▶ [TASK GOAL] Write the listing below out again exactly, dropping the images.

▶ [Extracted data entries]
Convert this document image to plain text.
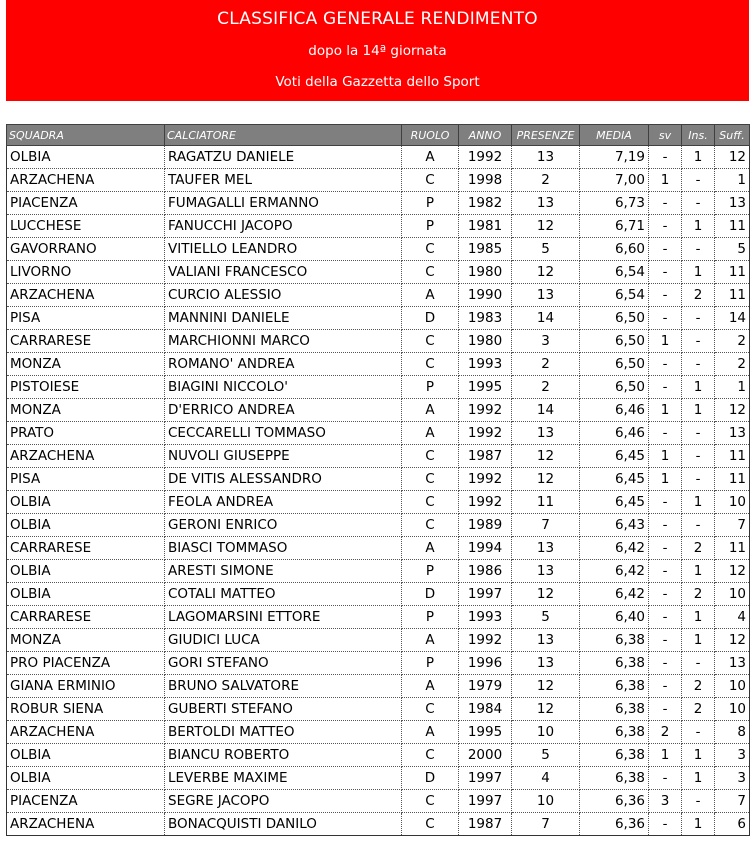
CLASSIFICA GENERALE RENDIMENTO
dopo la 14ª giornata
Voti della Gazzetta dello Sport
SQUADRA	CALCIATORE	RUOLO	ANNO	PRESENZE	MEDIA	sv	Ins.	Suff.
OLBIA	RAGATZU DANIELE	A	1992	13	7,19	-	1	12
ARZACHENA	TAUFER MEL	C	1998	2	7,00	1	-	1
PIACENZA	FUMAGALLI ERMANNO	P	1982	13	6,73	-	-	13
LUCCHESE	FANUCCHI JACOPO	P	1981	12	6,71	-	1	11
GAVORRANO	VITIELLO LEANDRO	C	1985	5	6,60	-	-	5
LIVORNO	VALIANI FRANCESCO	C	1980	12	6,54	-	1	11
ARZACHENA	CURCIO ALESSIO	A	1990	13	6,54	-	2	11
PISA	MANNINI DANIELE	D	1983	14	6,50	-	-	14
CARRARESE	MARCHIONNI MARCO	C	1980	3	6,50	1	-	2
MONZA	ROMANO' ANDREA	C	1993	2	6,50	-	-	2
PISTOIESE	BIAGINI NICCOLO'	P	1995	2	6,50	-	1	1
MONZA	D'ERRICO ANDREA	A	1992	14	6,46	1	1	12
PRATO	CECCARELLI TOMMASO	A	1992	13	6,46	-	-	13
ARZACHENA	NUVOLI GIUSEPPE	C	1987	12	6,45	1	-	11
PISA	DE VITIS ALESSANDRO	C	1992	12	6,45	1	-	11
OLBIA	FEOLA ANDREA	C	1992	11	6,45	-	1	10
OLBIA	GERONI ENRICO	C	1989	7	6,43	-	-	7
CARRARESE	BIASCI TOMMASO	A	1994	13	6,42	-	2	11
OLBIA	ARESTI SIMONE	P	1986	13	6,42	-	1	12
OLBIA	COTALI MATTEO	D	1997	12	6,42	-	2	10
CARRARESE	LAGOMARSINI ETTORE	P	1993	5	6,40	-	1	4
MONZA	GIUDICI LUCA	A	1992	13	6,38	-	1	12
PRO PIACENZA	GORI STEFANO	P	1996	13	6,38	-	-	13
GIANA ERMINIO	BRUNO SALVATORE	A	1979	12	6,38	-	2	10
ROBUR SIENA	GUBERTI STEFANO	C	1984	12	6,38	-	2	10
ARZACHENA	BERTOLDI MATTEO	A	1995	10	6,38	2	-	8
OLBIA	BIANCU ROBERTO	C	2000	5	6,38	1	1	3
OLBIA	LEVERBE MAXIME	D	1997	4	6,38	-	1	3
PIACENZA	SEGRE JACOPO	C	1997	10	6,36	3	-	7
ARZACHENA	BONACQUISTI DANILO	C	1987	7	6,36	-	1	6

▶ [FULL OUTPUT]
Convert this document image to plain text.
CLASSIFICA GENERALE RENDIMENTO
dopo la 14ª giornata
Voti della Gazzetta dello Sport
SQUADRA	CALCIATORE	RUOLO	ANNO	PRESENZE	MEDIA	sv	Ins.	Suff.
OLBIA	RAGATZU DANIELE	A	1992	13	7,19	-	1	12
ARZACHENA	TAUFER MEL	C	1998	2	7,00	1	-	1
PIACENZA	FUMAGALLI ERMANNO	P	1982	13	6,73	-	-	13
LUCCHESE	FANUCCHI JACOPO	P	1981	12	6,71	-	1	11
GAVORRANO	VITIELLO LEANDRO	C	1985	5	6,60	-	-	5
LIVORNO	VALIANI FRANCESCO	C	1980	12	6,54	-	1	11
ARZACHENA	CURCIO ALESSIO	A	1990	13	6,54	-	2	11
PISA	MANNINI DANIELE	D	1983	14	6,50	-	-	14
CARRARESE	MARCHIONNI MARCO	C	1980	3	6,50	1	-	2
MONZA	ROMANO' ANDREA	C	1993	2	6,50	-	-	2
PISTOIESE	BIAGINI NICCOLO'	P	1995	2	6,50	-	1	1
MONZA	D'ERRICO ANDREA	A	1992	14	6,46	1	1	12
PRATO	CECCARELLI TOMMASO	A	1992	13	6,46	-	-	13
ARZACHENA	NUVOLI GIUSEPPE	C	1987	12	6,45	1	-	11
PISA	DE VITIS ALESSANDRO	C	1992	12	6,45	1	-	11
OLBIA	FEOLA ANDREA	C	1992	11	6,45	-	1	10
OLBIA	GERONI ENRICO	C	1989	7	6,43	-	-	7
CARRARESE	BIASCI TOMMASO	A	1994	13	6,42	-	2	11
OLBIA	ARESTI SIMONE	P	1986	13	6,42	-	1	12
OLBIA	COTALI MATTEO	D	1997	12	6,42	-	2	10
CARRARESE	LAGOMARSINI ETTORE	P	1993	5	6,40	-	1	4
MONZA	GIUDICI LUCA	A	1992	13	6,38	-	1	12
PRO PIACENZA	GORI STEFANO	P	1996	13	6,38	-	-	13
GIANA ERMINIO	BRUNO SALVATORE	A	1979	12	6,38	-	2	10
ROBUR SIENA	GUBERTI STEFANO	C	1984	12	6,38	-	2	10
ARZACHENA	BERTOLDI MATTEO	A	1995	10	6,38	2	-	8
OLBIA	BIANCU ROBERTO	C	2000	5	6,38	1	1	3
OLBIA	LEVERBE MAXIME	D	1997	4	6,38	-	1	3
PIACENZA	SEGRE JACOPO	C	1997	10	6,36	3	-	7
ARZACHENA	BONACQUISTI DANILO	C	1987	7	6,36	-	1	6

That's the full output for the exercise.